> Provided material
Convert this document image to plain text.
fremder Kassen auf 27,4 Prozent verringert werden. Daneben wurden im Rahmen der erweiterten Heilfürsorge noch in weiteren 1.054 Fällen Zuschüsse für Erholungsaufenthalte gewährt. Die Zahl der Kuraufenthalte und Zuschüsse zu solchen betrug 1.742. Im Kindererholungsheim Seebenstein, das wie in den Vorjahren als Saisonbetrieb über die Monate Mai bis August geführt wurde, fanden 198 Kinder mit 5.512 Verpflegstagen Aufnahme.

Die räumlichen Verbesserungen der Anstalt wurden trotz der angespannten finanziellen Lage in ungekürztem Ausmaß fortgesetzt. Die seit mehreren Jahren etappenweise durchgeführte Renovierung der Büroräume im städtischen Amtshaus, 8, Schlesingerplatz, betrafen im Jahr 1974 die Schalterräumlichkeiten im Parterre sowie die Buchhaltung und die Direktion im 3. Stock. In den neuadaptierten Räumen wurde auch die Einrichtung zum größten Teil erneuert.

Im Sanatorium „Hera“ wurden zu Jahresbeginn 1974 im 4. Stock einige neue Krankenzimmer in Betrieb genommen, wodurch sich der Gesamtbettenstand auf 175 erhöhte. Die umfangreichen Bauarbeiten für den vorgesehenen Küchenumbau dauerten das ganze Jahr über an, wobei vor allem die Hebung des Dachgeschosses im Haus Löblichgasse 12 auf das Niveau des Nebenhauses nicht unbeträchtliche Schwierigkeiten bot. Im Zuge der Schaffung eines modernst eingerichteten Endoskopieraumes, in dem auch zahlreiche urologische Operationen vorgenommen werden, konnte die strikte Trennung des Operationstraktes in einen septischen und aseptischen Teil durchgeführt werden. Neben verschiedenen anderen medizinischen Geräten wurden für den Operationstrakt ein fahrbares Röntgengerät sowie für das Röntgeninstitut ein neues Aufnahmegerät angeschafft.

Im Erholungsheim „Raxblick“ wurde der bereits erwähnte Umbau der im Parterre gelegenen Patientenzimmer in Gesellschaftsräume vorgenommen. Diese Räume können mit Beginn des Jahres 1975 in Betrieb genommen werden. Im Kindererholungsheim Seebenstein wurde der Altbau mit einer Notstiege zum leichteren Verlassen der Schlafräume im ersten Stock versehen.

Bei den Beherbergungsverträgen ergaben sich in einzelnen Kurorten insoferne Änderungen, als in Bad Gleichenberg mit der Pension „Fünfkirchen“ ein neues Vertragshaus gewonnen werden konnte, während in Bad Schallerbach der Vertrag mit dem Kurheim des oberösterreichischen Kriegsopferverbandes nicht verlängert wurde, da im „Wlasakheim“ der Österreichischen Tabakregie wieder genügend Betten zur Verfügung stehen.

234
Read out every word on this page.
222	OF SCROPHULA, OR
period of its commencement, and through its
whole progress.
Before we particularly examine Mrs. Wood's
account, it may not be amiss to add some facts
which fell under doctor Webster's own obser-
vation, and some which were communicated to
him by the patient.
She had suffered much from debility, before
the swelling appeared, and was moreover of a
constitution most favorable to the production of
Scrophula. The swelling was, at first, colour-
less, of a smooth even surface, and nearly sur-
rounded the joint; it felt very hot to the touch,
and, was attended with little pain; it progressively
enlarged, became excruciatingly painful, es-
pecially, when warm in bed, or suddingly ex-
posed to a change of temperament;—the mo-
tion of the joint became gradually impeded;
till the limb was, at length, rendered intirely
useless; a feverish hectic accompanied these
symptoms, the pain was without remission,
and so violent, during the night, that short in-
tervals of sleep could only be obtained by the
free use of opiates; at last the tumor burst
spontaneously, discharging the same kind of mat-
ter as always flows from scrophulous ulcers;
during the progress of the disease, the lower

> Brief
Having read the material, set all of it down again without a single difference.

> Written solution
Convert this document image to plain text.
fremder Kassen auf 27,4 Prozent verringert werden. Daneben wurden im Rahmen der erweiterten Heilfürsorge noch in weiteren 1.054 Fällen Zuschüsse für Erholungsaufenthalte gewährt. Die Zahl der Kuraufenthalte und Zuschüsse zu solchen betrug 1.742. Im Kindererholungsheim Seebenstein, das wie in den Vorjahren als Saisonbetrieb über die Monate Mai bis August geführt wurde, fanden 198 Kinder mit 5.512 Verpflegstagen Aufnahme.

Die räumlichen Verbesserungen der Anstalt wurden trotz der angespannten finanziellen Lage in ungekürztem Ausmaß fortgesetzt. Die seit mehreren Jahren etappenweise durchgeführte Renovierung der Büroräume im städtischen Amtshaus, 8, Schlesingerplatz, betrafen im Jahr 1974 die Schalterräumlichkeiten im Parterre sowie die Buchhaltung und die Direktion im 3. Stock. In den neuadaptierten Räumen wurde auch die Einrichtung zum größten Teil erneuert.

Im Sanatorium „Hera“ wurden zu Jahresbeginn 1974 im 4. Stock einige neue Krankenzimmer in Betrieb genommen, wodurch sich der Gesamtbettenstand auf 175 erhöhte. Die umfangreichen Bauarbeiten für den vorgesehenen Küchenumbau dauerten das ganze Jahr über an, wobei vor allem die Hebung des Dachgeschosses im Haus Löblichgasse 12 auf das Niveau des Nebenhauses nicht unbeträchtliche Schwierigkeiten bot. Im Zuge der Schaffung eines modernst eingerichteten Endoskopieraumes, in dem auch zahlreiche urologische Operationen vorgenommen werden, konnte die strikte Trennung des Operationstraktes in einen septischen und aseptischen Teil durchgeführt werden. Neben verschiedenen anderen medizinischen Geräten wurden für den Operationstrakt ein fahrbares Röntgengerät sowie für das Röntgeninstitut ein neues Aufnahmegerät angeschafft.

Im Erholungsheim „Raxblick“ wurde der bereits erwähnte Umbau der im Parterre gelegenen Patientenzimmer in Gesellschaftsräume vorgenommen. Diese Räume können mit Beginn des Jahres 1975 in Betrieb genommen werden. Im Kindererholungsheim Seebenstein wurde der Altbau mit einer Notstiege zum leichteren Verlassen der Schlafräume im ersten Stock versehen.

Bei den Beherbergungsverträgen ergaben sich in einzelnen Kurorten insoferne Änderungen, als in Bad Gleichenberg mit der Pension „Fünfkirchen“ ein neues Vertragshaus gewonnen werden konnte, während in Bad Schallerbach der Vertrag mit dem Kurheim des oberösterreichischen Kriegsopferverbandes nicht verlängert wurde, da im „Wlasakheim“ der Österreichischen Tabakregie wieder genügend Betten zur Verfügung stehen.

234
Read out every word on this page.
222	OF SCROPHULA, OR
period of its commencement, and through its
whole progress.
Before we particularly examine Mrs. Wood's
account, it may not be amiss to add some facts
which fell under doctor Webster's own obser-
vation, and some which were communicated to
him by the patient.
She had suffered much from debility, before
the swelling appeared, and was moreover of a
constitution most favorable to the production of
Scrophula. The swelling was, at first, colour-
less, of a smooth even surface, and nearly sur-
rounded the joint; it felt very hot to the touch,
and, was attended with little pain; it progressively
enlarged, became excruciatingly painful, es-
pecially, when warm in bed, or suddingly ex-
posed to a change of temperament;—the mo-
tion of the joint became gradually impeded;
till the limb was, at length, rendered intirely
useless; a feverish hectic accompanied these
symptoms, the pain was without remission,
and so violent, during the night, that short in-
tervals of sleep could only be obtained by the
free use of opiates; at last the tumor burst
spontaneously, discharging the same kind of mat-
ter as always flows from scrophulous ulcers;
during the progress of the disease, the lower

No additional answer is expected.